The exercise asks for every line of the data to be reproduced exactly.

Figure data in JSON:
○ ○ ○
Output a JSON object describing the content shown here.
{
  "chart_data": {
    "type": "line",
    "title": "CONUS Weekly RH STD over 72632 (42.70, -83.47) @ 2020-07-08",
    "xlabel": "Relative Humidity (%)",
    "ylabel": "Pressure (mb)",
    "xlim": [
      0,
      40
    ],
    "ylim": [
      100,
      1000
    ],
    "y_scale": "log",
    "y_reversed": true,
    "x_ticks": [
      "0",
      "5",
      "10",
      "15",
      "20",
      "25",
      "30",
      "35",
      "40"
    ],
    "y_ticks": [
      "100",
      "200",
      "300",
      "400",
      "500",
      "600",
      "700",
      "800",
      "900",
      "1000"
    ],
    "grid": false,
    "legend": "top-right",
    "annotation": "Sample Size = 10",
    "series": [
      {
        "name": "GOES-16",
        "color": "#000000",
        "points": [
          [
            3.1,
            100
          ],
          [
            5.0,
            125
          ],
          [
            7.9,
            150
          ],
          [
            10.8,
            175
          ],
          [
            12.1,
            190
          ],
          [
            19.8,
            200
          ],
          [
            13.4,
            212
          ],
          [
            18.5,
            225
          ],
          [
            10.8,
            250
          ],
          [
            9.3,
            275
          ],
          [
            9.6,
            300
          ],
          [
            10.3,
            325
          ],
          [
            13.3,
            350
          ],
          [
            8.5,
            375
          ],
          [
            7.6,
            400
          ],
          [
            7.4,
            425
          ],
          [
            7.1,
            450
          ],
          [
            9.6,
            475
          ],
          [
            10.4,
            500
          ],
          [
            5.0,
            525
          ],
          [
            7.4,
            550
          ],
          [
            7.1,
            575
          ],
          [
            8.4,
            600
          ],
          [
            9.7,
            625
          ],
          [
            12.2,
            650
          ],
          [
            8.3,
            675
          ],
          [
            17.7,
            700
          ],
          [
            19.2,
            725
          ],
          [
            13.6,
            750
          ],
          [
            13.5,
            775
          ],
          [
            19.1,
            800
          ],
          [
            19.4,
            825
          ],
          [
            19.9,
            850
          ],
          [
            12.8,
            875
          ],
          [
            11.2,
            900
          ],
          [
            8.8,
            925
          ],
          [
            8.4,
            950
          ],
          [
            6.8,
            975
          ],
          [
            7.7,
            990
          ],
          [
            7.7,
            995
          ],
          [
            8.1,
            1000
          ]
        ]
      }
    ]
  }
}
○ ○ ○
- [EXPECTED ANSWER]
Output a JSON object describing the content shown here.
{
  "chart_data": {
    "type": "line",
    "title": "CONUS Weekly RH STD over 72632 (42.70, -83.47) @ 2020-07-08",
    "xlabel": "Relative Humidity (%)",
    "ylabel": "Pressure (mb)",
    "xlim": [
      0,
      40
    ],
    "ylim": [
      100,
      1000
    ],
    "y_scale": "log",
    "y_reversed": true,
    "x_ticks": [
      "0",
      "5",
      "10",
      "15",
      "20",
      "25",
      "30",
      "35",
      "40"
    ],
    "y_ticks": [
      "100",
      "200",
      "300",
      "400",
      "500",
      "600",
      "700",
      "800",
      "900",
      "1000"
    ],
    "grid": false,
    "legend": "top-right",
    "annotation": "Sample Size = 10",
    "series": [
      {
        "name": "GOES-16",
        "color": "#000000",
        "points": [
          [
            3.1,
            100
          ],
          [
            5.0,
            125
          ],
          [
            7.9,
            150
          ],
          [
            10.8,
            175
          ],
          [
            12.1,
            190
          ],
          [
            19.8,
            200
          ],
          [
            13.4,
            212
          ],
          [
            18.5,
            225
          ],
          [
            10.8,
            250
          ],
          [
            9.3,
            275
          ],
          [
            9.6,
            300
          ],
          [
            10.3,
            325
          ],
          [
            13.3,
            350
          ],
          [
            8.5,
            375
          ],
          [
            7.6,
            400
          ],
          [
            7.4,
            425
          ],
          [
            7.1,
            450
          ],
          [
            9.6,
            475
          ],
          [
            10.4,
            500
          ],
          [
            5.0,
            525
          ],
          [
            7.4,
            550
          ],
          [
            7.1,
            575
          ],
          [
            8.4,
            600
          ],
          [
            9.7,
            625
          ],
          [
            12.2,
            650
          ],
          [
            8.3,
            675
          ],
          [
            17.7,
            700
          ],
          [
            19.2,
            725
          ],
          [
            13.6,
            750
          ],
          [
            13.5,
            775
          ],
          [
            19.1,
            800
          ],
          [
            19.4,
            825
          ],
          [
            19.9,
            850
          ],
          [
            12.8,
            875
          ],
          [
            11.2,
            900
          ],
          [
            8.8,
            925
          ],
          [
            8.4,
            950
          ],
          [
            6.8,
            975
          ],
          [
            7.7,
            990
          ],
          [
            7.7,
            995
          ],
          [
            8.1,
            1000
          ]
        ]
      }
    ]
  }
}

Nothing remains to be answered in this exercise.